- _Exercise_
Below are the records; copy each line in them that holds the word "PageRank".

'''

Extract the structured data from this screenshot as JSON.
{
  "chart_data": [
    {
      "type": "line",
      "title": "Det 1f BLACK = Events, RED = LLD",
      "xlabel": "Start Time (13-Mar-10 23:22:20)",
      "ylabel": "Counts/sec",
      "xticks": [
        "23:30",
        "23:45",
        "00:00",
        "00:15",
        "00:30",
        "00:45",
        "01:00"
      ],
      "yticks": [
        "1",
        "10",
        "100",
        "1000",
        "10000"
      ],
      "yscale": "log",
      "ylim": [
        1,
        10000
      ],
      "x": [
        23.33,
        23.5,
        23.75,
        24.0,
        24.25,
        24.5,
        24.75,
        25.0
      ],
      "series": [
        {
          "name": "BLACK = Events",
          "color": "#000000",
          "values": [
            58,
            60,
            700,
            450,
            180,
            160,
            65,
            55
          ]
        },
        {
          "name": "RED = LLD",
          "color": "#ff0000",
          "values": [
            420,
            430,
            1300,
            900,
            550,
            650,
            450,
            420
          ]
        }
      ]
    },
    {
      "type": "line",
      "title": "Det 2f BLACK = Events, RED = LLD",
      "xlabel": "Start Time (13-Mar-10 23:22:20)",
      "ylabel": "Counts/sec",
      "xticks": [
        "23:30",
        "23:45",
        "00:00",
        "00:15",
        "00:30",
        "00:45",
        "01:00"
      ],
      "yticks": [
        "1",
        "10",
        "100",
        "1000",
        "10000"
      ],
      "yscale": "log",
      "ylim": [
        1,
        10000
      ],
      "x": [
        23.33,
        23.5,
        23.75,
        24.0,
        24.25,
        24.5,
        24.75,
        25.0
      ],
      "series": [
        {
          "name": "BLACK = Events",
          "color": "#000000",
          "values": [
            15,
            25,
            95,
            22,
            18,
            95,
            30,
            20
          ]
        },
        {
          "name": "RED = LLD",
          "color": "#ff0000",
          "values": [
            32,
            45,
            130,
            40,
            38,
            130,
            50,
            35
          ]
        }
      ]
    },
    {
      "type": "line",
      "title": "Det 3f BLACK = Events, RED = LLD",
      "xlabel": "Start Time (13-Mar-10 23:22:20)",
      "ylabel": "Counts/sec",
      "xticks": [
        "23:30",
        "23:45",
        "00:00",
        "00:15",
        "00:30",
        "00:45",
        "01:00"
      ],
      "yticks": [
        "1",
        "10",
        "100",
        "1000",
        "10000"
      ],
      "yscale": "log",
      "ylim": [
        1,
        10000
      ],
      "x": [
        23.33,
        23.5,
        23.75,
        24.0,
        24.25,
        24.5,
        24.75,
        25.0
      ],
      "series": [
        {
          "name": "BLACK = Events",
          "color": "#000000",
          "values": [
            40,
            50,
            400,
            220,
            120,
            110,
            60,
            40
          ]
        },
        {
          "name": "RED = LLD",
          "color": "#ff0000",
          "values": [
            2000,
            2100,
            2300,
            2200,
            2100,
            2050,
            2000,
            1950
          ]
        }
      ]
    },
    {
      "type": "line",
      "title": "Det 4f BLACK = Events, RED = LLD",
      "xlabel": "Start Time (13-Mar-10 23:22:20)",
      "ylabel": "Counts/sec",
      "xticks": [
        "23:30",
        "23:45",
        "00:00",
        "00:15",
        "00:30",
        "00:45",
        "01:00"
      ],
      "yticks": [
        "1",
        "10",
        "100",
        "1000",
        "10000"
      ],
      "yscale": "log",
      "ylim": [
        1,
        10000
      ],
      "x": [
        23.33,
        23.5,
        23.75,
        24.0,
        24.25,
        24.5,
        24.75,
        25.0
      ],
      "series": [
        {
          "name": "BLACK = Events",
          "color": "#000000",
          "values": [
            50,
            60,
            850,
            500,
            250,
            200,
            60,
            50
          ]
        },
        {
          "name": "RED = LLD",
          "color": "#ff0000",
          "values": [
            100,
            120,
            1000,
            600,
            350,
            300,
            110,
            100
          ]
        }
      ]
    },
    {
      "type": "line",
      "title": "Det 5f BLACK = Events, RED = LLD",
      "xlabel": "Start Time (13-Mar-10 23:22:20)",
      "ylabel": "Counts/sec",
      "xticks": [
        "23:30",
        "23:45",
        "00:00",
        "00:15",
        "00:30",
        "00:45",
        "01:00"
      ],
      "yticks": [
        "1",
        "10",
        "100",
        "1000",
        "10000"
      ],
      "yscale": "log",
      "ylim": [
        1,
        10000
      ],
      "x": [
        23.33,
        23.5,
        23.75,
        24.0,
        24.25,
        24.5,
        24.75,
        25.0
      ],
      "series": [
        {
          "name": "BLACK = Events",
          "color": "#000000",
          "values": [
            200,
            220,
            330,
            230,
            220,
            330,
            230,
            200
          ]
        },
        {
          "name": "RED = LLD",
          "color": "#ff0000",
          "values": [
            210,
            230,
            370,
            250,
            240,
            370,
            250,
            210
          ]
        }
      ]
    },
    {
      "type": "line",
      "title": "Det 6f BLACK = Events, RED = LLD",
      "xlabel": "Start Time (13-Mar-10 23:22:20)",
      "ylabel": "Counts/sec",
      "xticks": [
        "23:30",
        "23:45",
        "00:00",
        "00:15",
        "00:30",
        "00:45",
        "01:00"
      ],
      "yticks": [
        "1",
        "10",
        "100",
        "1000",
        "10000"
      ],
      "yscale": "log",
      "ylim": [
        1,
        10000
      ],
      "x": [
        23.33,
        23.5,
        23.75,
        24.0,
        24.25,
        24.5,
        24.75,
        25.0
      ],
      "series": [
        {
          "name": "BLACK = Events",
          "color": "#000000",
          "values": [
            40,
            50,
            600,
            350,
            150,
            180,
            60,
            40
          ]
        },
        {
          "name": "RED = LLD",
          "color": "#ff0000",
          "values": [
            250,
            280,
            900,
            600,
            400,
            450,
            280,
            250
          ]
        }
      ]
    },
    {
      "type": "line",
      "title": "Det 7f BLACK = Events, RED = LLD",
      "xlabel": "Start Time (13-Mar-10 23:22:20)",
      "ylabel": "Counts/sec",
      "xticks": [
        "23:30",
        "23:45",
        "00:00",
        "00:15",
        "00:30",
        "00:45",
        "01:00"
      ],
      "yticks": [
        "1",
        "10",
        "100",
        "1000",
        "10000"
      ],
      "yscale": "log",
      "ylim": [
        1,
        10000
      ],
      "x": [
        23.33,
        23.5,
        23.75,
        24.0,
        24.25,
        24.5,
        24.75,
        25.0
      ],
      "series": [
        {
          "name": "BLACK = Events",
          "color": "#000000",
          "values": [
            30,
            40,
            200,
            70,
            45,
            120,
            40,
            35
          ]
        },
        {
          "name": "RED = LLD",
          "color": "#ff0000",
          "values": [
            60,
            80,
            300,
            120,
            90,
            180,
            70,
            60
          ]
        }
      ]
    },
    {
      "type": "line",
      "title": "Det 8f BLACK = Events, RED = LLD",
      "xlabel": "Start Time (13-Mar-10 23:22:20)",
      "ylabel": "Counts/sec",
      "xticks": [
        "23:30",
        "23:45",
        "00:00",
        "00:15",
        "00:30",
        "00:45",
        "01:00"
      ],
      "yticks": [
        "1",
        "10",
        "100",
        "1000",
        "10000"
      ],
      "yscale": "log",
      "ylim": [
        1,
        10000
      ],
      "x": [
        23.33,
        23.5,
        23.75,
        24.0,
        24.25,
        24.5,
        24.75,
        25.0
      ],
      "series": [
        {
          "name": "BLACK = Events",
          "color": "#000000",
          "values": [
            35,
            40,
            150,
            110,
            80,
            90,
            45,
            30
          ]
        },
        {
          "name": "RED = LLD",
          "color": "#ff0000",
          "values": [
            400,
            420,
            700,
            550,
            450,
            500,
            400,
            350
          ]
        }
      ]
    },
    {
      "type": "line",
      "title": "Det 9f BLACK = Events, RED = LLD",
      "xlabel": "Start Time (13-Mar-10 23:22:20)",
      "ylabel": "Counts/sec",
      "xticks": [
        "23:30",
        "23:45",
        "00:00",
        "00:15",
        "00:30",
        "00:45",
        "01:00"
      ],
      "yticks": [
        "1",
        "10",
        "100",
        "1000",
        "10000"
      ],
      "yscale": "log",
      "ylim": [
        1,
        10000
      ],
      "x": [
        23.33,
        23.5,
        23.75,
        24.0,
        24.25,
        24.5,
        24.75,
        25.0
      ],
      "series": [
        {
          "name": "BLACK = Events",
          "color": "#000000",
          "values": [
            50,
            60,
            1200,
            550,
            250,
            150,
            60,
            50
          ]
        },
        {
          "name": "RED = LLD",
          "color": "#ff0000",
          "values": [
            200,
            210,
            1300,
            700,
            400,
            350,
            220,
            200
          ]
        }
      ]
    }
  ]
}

'''
'''

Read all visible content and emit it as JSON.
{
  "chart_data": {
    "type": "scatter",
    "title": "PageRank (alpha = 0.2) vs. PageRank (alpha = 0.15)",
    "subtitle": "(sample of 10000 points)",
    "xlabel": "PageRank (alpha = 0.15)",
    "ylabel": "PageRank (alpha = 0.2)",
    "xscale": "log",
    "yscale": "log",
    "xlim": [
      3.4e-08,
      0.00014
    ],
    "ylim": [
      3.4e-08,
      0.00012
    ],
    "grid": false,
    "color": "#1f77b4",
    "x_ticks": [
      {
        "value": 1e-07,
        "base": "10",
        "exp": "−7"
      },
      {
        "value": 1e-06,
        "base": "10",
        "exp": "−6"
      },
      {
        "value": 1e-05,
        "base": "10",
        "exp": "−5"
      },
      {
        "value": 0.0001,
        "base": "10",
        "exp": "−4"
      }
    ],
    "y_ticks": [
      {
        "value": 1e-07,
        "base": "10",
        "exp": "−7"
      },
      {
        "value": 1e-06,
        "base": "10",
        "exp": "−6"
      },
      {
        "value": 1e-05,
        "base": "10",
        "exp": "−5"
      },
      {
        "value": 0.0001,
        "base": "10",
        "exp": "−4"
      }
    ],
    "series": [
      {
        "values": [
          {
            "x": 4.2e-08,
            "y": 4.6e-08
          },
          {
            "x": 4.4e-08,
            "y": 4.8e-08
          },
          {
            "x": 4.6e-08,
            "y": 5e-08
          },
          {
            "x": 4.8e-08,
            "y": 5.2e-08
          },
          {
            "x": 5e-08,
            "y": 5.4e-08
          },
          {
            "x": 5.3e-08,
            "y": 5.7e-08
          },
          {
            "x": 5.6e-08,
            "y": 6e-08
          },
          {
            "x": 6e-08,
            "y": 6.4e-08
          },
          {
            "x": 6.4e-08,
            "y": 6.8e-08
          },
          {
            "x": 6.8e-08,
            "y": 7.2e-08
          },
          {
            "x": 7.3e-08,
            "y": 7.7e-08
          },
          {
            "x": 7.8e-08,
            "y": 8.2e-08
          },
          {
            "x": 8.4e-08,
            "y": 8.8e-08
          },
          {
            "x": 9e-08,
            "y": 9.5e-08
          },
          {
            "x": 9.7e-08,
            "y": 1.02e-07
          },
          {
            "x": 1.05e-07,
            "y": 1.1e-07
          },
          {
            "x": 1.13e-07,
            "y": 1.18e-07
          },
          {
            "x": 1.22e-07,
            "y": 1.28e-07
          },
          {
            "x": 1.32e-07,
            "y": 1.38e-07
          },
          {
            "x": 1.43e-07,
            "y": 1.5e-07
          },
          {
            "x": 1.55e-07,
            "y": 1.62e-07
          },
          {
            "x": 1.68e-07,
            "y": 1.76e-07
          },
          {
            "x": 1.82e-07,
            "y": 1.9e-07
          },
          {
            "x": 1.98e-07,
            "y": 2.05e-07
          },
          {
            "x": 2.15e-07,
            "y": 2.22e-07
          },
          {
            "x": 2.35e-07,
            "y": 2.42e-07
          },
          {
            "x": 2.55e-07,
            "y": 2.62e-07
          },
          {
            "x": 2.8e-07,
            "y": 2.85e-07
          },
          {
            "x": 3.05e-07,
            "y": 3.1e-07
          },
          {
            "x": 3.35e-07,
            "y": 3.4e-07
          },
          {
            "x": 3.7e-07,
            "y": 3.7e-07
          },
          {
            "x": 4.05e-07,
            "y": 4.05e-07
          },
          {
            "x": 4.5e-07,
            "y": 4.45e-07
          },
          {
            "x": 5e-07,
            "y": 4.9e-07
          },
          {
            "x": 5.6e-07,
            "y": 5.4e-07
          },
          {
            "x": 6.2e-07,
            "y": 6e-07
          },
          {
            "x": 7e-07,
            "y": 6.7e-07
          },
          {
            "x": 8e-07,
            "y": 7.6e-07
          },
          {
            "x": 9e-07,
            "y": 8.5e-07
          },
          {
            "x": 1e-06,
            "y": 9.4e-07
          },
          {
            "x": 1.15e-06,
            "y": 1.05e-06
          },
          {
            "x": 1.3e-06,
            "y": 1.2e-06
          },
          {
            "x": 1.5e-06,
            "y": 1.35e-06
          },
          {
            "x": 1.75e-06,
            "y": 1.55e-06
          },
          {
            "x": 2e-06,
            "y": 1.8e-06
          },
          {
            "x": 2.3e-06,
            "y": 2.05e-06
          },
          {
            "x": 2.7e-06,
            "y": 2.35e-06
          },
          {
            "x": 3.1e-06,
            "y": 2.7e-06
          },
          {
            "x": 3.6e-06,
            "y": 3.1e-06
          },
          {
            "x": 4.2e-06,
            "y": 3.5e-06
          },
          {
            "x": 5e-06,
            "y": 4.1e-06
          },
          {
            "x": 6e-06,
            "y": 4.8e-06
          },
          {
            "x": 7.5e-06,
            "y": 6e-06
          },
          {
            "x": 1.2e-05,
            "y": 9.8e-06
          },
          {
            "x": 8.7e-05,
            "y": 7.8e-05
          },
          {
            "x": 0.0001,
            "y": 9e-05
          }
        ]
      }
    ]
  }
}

'''
'''

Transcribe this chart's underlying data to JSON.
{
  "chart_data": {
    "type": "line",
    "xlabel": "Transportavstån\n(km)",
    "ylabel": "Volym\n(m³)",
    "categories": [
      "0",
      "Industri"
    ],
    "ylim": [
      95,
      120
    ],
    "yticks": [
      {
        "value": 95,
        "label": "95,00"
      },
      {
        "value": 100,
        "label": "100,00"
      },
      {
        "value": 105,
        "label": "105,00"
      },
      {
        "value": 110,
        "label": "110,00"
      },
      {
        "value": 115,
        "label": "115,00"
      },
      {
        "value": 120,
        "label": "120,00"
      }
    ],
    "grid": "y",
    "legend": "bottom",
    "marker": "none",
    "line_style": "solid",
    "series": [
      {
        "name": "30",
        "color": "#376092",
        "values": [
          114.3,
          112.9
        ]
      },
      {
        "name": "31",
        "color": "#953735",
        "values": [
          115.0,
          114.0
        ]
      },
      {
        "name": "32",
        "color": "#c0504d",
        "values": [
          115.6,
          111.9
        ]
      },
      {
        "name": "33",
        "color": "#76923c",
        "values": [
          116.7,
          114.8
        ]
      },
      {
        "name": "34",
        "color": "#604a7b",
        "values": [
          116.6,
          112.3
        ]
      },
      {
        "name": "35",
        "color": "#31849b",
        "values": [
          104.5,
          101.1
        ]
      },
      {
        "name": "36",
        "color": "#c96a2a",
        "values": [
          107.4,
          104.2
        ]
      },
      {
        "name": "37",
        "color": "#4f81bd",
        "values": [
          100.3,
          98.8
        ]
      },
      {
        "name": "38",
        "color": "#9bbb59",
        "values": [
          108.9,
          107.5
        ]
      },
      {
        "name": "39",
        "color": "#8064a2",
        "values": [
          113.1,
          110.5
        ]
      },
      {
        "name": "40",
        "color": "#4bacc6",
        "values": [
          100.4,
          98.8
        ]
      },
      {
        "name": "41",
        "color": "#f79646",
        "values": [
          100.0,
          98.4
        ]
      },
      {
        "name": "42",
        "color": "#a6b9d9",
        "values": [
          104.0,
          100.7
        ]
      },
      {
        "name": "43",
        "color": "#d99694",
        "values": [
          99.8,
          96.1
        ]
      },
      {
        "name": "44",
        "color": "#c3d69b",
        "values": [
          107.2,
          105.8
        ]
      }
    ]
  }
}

'''

- _Response_
    "title": "PageRank (alpha = 0.2) vs. PageRank (alpha = 0.15)",
    "xlabel": "PageRank (alpha = 0.15)",
    "ylabel": "PageRank (alpha = 0.2)",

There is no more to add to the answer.